Recorded data
'''

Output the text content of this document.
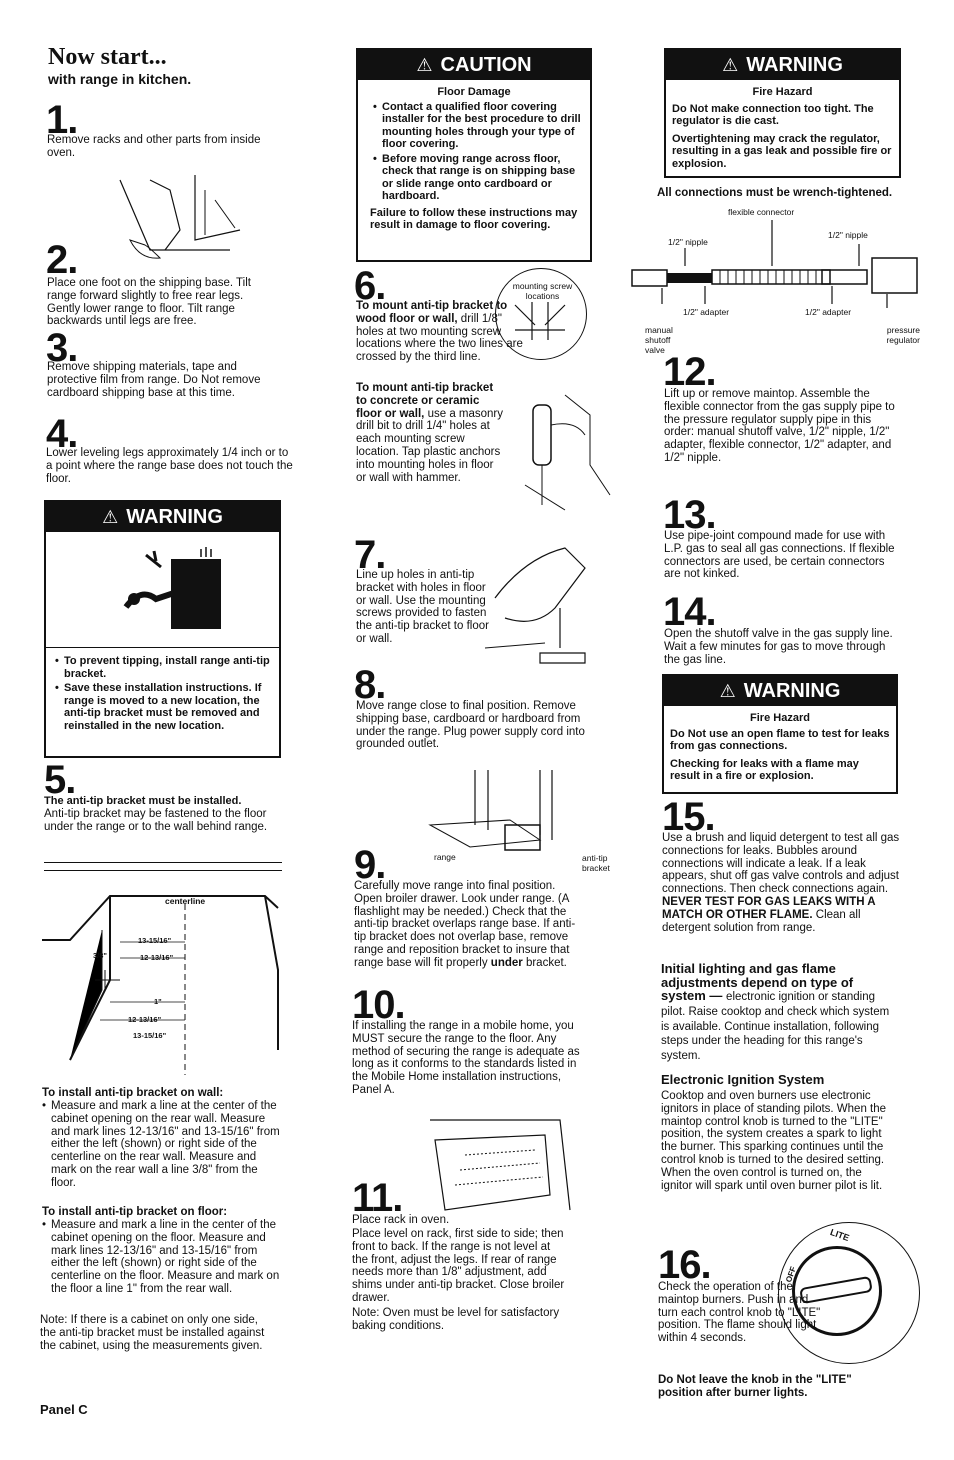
Now start...
with range in kitchen.
1.
Remove racks and other parts from inside oven.
2.
Place one foot on the shipping base. Tilt range forward slightly to free rear legs. Gently lower range to floor. Tilt range backwards until legs are free.
3.
Remove shipping materials, tape and protective film from range. Do Not remove cardboard shipping base at this time.
4.
Lower leveling legs approximately 1/4 inch or to a point where the range base does not touch the floor.
⚠ WARNING
• To prevent tipping, install range anti-tip bracket.
• Save these installation instructions. If range is moved to a new location, the anti-tip bracket must be removed and reinstalled in the new location.
5.
The anti-tip bracket must be installed.
Anti-tip bracket may be fastened to the floor under the range or to the wall behind range.
centerline
13-15/16"
12-13/16"
3/8"
1"
12-13/16"
13-15/16"
To install anti-tip bracket on wall:
• Measure and mark a line at the center of the cabinet opening on the rear wall. Measure and mark lines 12-13/16" and 13-15/16" from either the left (shown) or right side of the centerline on the rear wall. Measure and mark on the rear wall a line 3/8" from the floor.
To install anti-tip bracket on floor:
• Measure and mark a line in the center of the cabinet opening on the floor. Measure and mark lines 12-13/16" and 13-15/16" from either the left (shown) or right side of the centerline on the floor. Measure and mark on the floor a line 1" from the rear wall.
Note: If there is a cabinet on only one side, the anti-tip bracket must be installed against the cabinet, using the measurements given.
Panel C
⚠ CAUTION
Floor Damage
• Contact a qualified floor covering installer for the best procedure to drill mounting holes through your type of floor covering.
• Before moving range across floor, check that range is on shipping base or slide range onto cardboard or hardboard.
Failure to follow these instructions may result in damage to floor covering.
6.
To mount anti-tip bracket to wood floor or wall, drill 1/8" holes at two mounting screw locations where the two lines are crossed by the third line.
mounting screw locations
To mount anti-tip bracket to concrete or ceramic floor or wall, use a masonry drill bit to drill 1/4" holes at each mounting screw location. Tap plastic anchors into mounting holes in floor or wall with hammer.
7.
Line up holes in anti-tip bracket with holes in floor or wall. Use the mounting screws provided to fasten the anti-tip bracket to floor or wall.
8.
Move range close to final position. Remove shipping base, cardboard or hardboard from under the range. Plug power supply cord into grounded outlet.
9.	range	anti-tip bracket
Carefully move range into final position. Open broiler drawer. Look under range. (A flashlight may be needed.) Check that the anti-tip bracket overlaps range base. If anti-tip bracket does not overlap base, remove range and reposition bracket to insure that range base will fit properly under bracket.
10.
If installing the range in a mobile home, you MUST secure the range to the floor. Any method of securing the range is adequate as long as it conforms to the standards listed in the Mobile Home installation instructions, Panel A.
11.
Place rack in oven.
Place level on rack, first side to side; then front to back. If the range is not level at the front, adjust the legs. If rear of range needs more than 1/8" adjustment, add shims under anti-tip bracket. Close broiler drawer.
Note: Oven must be level for satisfactory baking conditions.
⚠ WARNING
Fire Hazard
Do Not make connection too tight. The regulator is die cast.
Overtightening may crack the regulator, resulting in a gas leak and possible fire or explosion.
All connections must be wrench-tightened.
flexible connector
1/2" nipple
1/2" nipple
1/2" adapter	1/2" adapter
manual shutoff valve
pressure regulator
12.
Lift up or remove maintop. Assemble the flexible connector from the gas supply pipe to the pressure regulator supply pipe in this order: manual shutoff valve, 1/2" nipple, 1/2" adapter, flexible connector, 1/2" adapter, and 1/2" nipple.
13.
Use pipe-joint compound made for use with L.P. gas to seal all gas connections. If flexible connectors are used, be certain connectors are not kinked.
14.
Open the shutoff valve in the gas supply line. Wait a few minutes for gas to move through the gas line.
⚠ WARNING
Fire Hazard
Do Not use an open flame to test for leaks from gas connections.
Checking for leaks with a flame may result in a fire or explosion.
15.
Use a brush and liquid detergent to test all gas connections for leaks. Bubbles around connections will indicate a leak. If a leak appears, shut off gas valve controls and adjust connections. Then check connections again. NEVER TEST FOR GAS LEAKS WITH A MATCH OR OTHER FLAME. Clean all detergent solution from range.
Initial lighting and gas flame adjustments depend on type of system — electronic ignition or standing pilot. Raise cooktop and check which system is available. Continue installation, following steps under the heading for this range's system.
Electronic Ignition System
Cooktop and oven burners use electronic ignitors in place of standing pilots. When the maintop control knob is turned to the "LITE" position, the system creates a spark to light the burner. This sparking continues until the control knob is turned to the desired setting. When the oven control is turned on, the ignitor will spark until oven burner pilot is lit.
16.
LITE
OFF
Check the operation of the maintop burners. Push in and turn each control knob to "LITE" position. The flame should light within 4 seconds.
Do Not leave the knob in the "LITE" position after burner lights.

'''

▶ _YOUR GOAL_
Across the entries above, how many lines contain "covering"? Provide only the count.

▶ _EXERCISE SOLUTION_
2